*** Excerpt ***

First Call for Papers
This edition will be the seventh edition of the workshop collocated with NAACL 2025.
Bilingual and multilingual speakers often engage in code-switching (CS), mixing languages within a conversation, influenced by cultural nuances. CS can occur at inter-sentential, intra-sentential, and morphological levels, posing challenges for language understanding and generation. Models trained for a single language often struggle with mixed-language input. Despite advances in multilingual pre-trained language models (LMs), they may still perform poorly on CS data. Research on LMs' ability to process CS data, considering cultural nuances, reasoning, coverage, and performance biases, remains underexplored.
As CS becomes more common in informal communication like newsgroups, tweets, and social media, research on LMs processing mixed-language data is urgently needed. This workshop aims to unite researchers working on spoken and written CS technologies, promoting collaboration to improve AI's handling of CS across diverse linguistic contexts.
Topics of Interest
The workshop will invite contributions from researchers working in NLP and speech approaches for the analysis and processing of mixed-language data. Topics of relevance to the workshop include the following:
- Development of data and model resources to support research on CS data
- New data augmentation techniques for improving robustness on CS data
- New approaches for NLP downstream tasks: question answering, conversational agents, named entity recognition, sentiment analysis, machine translation, language generation, and ASR in CS data
- NLP techniques for the syntactic analysis of CS data
- Domain, dialect, genre adaptation techniques applied to CS data processing
- Language modeling approaches to CS data processing
- Sociolinguistic and/or sociopragmatic aspects of CS
- Techniques and metrics for automatically evaluating synthetically generated CS text
- Utilization of LLMs and assessment of their performance on NLP tasks for CS data
- Survey and position papers discussing the challenges of CS data to NLP techniques
- Ethical issues and consideration on CS applications.

*** Listed records ***

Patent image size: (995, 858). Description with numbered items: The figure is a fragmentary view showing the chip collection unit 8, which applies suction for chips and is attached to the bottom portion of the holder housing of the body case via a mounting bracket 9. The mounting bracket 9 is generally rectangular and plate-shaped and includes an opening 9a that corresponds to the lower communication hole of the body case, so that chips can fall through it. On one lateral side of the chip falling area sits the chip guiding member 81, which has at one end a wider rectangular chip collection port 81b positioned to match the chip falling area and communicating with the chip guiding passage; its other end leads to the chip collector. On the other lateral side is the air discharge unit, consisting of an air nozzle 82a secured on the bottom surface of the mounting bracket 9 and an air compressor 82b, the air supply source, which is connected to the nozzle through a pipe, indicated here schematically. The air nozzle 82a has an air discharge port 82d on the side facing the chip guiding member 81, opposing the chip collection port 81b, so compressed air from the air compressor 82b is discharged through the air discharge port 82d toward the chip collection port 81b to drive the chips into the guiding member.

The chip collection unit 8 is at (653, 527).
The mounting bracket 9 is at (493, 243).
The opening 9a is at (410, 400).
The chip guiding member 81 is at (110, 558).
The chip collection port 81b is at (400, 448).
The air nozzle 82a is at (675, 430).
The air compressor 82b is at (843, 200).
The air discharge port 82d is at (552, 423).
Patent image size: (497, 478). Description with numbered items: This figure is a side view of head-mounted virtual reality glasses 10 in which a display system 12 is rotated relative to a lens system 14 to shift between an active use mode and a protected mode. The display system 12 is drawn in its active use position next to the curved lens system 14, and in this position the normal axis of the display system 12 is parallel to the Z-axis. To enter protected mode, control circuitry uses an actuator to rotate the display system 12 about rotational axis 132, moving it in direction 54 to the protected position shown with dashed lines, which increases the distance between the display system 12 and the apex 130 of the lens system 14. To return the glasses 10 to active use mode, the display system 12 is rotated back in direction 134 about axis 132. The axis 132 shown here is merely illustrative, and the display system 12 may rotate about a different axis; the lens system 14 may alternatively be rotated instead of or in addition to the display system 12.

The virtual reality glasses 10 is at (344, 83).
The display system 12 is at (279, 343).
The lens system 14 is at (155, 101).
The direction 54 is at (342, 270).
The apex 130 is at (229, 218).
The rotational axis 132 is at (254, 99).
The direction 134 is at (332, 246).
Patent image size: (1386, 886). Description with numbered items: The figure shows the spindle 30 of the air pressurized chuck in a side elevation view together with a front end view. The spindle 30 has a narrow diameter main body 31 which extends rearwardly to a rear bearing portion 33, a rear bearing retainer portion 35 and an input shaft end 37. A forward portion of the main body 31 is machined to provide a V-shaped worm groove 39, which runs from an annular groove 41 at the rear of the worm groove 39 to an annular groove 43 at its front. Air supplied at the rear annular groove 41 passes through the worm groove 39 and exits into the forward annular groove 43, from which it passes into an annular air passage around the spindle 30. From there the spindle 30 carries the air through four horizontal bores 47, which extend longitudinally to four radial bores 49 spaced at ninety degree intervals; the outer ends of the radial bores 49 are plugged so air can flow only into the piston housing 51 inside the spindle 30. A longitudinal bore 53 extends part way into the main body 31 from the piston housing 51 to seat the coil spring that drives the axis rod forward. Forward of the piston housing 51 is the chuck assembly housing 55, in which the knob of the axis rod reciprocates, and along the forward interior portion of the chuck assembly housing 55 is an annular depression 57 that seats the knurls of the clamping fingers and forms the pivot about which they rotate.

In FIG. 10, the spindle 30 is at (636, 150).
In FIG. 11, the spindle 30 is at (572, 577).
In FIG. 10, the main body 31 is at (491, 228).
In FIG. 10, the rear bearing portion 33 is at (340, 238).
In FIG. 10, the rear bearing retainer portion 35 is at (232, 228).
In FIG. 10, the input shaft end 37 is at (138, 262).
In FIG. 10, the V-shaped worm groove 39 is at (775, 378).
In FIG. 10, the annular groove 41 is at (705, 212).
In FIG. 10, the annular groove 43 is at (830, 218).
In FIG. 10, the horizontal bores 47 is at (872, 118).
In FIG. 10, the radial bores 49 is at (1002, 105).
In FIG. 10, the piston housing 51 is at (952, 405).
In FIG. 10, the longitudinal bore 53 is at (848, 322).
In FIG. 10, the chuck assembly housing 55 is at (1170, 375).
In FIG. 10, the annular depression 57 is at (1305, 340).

***

→ Task instructions
**a)** According to the call for papers, which conference is the workshop collocated with?
**b)** Continue the code-switching workshop call for papers from its last line.

→ Answers for this exercise
**a)** NAACL 2025.

**b)**
Submissions
The workshop accepts three categories of papers: regular workshop papers, non-archival and cross-submissions. Only regular workshop papers will be included in the proceedings as archival publications. The regular workshop papers are eligible for the best paper award. All three categories of papers may be long (maximum 8 pages plus references) or short (maximum 4 pages plus references), with unlimited additional pages for references, following the EMNLP 2023 formatting requirements. The reported research should be substantially original. Accepted papers will be presented as posters and orals. Reviewing will be double-blind, and thus, no author information should be included in the papers; self-reference that identifies the authors should be avoided or anonymized. Accepted regular workshop papers will appear in the workshop proceedings. We welcome papers with a maximum of 2 pages for non-archival submission. Please send us an email if you are submitting the non-archival submission. The limitation section is optional and will not be counted in the page limit.
Shared Task on Automatic Evaluation for CS Text Generation
To enrich the CS community and enhance language inclusivity, we plan to organize a shared-task competition focused on automatically evaluating synthetically generated CS text. Automatic CS text generation is valuable for various tasks, especially given the scarcity of such data. Data augmentation has been effective in improving model performance across tasks and languages. The need for CS text in dialogue systems highlights the benefits of enabling chatbots to produce CS sentences. As the demand for generating CS text increases, robust evaluation methods are essential to assess accuracy and fluency. This area still lacks sufficient research in data and methodologies. Our shared task aims to enable further progress in this field.
Important Dates
The submission portal is open on OpenReview.
Important Dates
- Workshop submission deadline (regular and non-archival submissions): 7 February 2025
- Notification of acceptance: 8 March 2025
- Camera ready papers due: 17 March 2025
- Workshop date: 3/4 May 2025 All deadlines are 11.59 pm UTC -12h (“anywhere on Earth”).